*WHAT IS BEING ASKED*:
Identify the lines that contain the string "dashboard", then copy each of them.
________
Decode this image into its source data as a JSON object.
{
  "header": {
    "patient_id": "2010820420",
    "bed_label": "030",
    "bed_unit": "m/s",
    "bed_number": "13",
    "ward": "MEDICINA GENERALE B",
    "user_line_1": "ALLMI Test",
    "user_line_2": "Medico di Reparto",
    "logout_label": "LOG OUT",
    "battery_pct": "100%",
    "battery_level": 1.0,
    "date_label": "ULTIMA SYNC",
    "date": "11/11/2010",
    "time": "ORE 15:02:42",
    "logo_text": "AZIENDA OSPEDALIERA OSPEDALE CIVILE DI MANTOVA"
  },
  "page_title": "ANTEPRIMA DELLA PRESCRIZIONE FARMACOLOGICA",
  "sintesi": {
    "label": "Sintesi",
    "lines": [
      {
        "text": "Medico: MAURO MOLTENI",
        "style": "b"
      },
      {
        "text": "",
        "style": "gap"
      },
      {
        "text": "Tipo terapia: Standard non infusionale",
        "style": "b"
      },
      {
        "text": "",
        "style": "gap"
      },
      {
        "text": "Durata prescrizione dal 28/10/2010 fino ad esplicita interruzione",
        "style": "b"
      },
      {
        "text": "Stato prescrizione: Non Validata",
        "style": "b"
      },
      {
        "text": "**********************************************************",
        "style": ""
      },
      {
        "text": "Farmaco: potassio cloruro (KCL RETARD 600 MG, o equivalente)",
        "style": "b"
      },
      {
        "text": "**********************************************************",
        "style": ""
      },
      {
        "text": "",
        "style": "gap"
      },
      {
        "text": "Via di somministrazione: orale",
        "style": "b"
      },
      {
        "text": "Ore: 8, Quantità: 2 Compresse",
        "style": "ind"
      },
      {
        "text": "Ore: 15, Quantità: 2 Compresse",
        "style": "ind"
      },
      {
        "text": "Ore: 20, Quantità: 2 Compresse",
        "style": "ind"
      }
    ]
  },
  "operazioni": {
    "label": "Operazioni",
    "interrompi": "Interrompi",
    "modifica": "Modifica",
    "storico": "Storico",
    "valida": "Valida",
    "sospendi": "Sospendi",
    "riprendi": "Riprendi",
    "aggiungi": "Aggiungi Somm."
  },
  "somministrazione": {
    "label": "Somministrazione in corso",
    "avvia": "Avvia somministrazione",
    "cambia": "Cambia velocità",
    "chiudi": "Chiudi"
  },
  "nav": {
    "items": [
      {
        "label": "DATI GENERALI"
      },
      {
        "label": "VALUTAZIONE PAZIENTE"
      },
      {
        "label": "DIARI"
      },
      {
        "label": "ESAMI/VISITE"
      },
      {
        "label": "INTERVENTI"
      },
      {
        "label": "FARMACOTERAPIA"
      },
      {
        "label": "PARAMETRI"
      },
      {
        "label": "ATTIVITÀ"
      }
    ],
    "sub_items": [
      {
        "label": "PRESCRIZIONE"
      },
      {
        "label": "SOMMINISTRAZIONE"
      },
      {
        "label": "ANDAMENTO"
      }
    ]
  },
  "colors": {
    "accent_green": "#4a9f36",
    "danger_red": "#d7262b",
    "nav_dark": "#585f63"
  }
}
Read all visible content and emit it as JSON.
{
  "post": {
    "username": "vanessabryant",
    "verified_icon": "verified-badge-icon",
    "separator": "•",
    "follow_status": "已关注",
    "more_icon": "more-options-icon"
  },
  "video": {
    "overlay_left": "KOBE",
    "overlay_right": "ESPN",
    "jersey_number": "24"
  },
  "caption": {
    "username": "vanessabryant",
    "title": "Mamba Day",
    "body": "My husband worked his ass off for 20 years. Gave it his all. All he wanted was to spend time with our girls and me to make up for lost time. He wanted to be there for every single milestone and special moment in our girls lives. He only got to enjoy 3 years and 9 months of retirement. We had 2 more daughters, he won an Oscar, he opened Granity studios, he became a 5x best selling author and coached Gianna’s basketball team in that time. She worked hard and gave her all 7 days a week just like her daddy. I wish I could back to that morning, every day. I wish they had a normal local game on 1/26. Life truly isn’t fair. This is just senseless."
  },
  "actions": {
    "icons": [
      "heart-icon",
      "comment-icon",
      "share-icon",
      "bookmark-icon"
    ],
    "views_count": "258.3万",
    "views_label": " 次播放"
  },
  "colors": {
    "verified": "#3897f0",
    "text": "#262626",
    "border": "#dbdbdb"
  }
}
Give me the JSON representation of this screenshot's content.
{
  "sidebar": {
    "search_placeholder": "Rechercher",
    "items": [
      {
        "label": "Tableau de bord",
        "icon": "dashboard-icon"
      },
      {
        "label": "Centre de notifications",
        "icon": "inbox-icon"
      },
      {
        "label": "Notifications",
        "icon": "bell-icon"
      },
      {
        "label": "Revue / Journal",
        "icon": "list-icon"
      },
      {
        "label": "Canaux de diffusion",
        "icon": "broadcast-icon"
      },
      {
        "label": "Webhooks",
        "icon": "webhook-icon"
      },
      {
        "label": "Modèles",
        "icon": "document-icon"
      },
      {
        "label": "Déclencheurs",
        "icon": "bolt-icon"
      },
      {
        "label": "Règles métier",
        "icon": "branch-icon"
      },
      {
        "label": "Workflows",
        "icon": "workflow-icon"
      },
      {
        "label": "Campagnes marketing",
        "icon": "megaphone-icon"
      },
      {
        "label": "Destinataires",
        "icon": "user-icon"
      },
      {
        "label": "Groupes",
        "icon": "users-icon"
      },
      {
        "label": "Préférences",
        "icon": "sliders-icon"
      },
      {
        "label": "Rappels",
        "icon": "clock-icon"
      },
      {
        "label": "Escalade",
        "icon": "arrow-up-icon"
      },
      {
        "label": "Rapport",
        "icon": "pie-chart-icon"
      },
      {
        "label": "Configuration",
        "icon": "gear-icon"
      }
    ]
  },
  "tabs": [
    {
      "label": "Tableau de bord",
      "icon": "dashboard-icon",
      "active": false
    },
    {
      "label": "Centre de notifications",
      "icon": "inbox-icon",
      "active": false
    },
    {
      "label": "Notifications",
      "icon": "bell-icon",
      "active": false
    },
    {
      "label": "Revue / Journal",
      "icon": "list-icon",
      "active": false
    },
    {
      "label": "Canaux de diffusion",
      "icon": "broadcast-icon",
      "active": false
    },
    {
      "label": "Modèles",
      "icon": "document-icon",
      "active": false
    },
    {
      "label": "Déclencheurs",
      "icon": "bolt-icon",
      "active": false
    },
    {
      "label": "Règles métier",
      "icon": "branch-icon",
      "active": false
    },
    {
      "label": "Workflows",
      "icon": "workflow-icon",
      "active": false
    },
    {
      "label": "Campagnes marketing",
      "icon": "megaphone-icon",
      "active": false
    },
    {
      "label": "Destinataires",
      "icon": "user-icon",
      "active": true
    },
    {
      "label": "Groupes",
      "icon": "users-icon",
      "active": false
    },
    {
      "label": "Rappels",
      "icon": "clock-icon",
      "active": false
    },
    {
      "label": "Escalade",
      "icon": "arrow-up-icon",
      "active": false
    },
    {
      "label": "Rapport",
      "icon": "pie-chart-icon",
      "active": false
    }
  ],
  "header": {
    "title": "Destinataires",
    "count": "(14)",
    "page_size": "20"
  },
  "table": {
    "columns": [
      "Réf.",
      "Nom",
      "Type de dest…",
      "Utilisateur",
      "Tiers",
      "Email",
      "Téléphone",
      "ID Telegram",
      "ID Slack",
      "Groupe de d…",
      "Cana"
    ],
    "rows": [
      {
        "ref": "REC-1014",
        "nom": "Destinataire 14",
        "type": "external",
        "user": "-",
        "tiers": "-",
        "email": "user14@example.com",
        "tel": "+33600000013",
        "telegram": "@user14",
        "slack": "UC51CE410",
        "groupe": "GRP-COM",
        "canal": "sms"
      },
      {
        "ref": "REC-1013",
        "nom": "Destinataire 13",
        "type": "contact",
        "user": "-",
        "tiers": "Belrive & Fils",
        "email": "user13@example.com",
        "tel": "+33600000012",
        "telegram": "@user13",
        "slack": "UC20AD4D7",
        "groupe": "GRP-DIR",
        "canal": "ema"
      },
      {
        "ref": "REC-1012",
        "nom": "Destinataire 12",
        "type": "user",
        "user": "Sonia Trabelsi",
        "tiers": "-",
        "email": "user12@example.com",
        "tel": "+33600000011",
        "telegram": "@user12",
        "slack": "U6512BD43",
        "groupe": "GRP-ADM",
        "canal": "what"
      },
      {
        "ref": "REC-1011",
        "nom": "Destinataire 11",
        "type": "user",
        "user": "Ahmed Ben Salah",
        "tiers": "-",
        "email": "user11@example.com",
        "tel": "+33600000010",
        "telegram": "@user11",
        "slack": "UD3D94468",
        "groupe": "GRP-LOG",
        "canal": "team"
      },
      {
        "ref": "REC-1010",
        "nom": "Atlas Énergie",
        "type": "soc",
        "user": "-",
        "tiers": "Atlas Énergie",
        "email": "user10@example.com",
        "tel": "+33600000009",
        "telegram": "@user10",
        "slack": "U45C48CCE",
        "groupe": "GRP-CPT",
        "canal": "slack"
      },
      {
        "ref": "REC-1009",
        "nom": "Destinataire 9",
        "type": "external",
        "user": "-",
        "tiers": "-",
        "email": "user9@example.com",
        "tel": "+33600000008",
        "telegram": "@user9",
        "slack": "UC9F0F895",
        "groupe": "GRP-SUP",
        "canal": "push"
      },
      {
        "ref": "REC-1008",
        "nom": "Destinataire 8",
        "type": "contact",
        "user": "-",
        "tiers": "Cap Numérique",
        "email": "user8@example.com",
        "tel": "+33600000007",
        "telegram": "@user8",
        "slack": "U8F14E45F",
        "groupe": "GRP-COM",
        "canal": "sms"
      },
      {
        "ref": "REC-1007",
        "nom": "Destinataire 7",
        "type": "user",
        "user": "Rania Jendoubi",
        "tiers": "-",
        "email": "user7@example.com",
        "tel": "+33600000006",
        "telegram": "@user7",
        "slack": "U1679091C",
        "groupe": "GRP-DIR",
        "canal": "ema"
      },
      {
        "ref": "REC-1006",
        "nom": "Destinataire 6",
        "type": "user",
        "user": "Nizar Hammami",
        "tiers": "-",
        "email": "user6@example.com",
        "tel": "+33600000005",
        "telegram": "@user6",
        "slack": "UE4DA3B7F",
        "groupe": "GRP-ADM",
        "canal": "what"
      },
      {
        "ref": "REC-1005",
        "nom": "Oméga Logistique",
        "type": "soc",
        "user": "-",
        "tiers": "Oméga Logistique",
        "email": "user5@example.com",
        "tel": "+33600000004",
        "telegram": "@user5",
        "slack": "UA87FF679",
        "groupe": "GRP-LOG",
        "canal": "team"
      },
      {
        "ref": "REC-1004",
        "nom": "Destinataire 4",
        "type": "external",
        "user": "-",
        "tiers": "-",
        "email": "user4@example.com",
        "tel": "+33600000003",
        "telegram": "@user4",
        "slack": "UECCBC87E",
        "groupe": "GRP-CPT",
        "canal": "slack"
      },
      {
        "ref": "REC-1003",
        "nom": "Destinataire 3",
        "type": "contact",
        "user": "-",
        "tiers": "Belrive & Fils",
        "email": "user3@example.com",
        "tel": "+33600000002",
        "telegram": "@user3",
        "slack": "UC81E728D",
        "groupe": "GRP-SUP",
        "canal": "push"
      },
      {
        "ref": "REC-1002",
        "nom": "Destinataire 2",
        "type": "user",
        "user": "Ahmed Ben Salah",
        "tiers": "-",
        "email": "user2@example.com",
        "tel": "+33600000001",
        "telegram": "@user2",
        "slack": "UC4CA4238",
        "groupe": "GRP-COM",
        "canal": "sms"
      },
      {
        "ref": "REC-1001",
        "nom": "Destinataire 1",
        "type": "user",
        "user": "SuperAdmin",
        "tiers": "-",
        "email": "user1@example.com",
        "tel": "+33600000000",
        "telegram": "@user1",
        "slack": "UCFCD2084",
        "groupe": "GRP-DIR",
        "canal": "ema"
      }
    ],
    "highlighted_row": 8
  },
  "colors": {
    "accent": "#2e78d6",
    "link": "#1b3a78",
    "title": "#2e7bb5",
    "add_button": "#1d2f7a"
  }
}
________
*RESPONSE FOR THIS EXERCISE*:
        "icon": "dashboard-icon"
      "icon": "dashboard-icon",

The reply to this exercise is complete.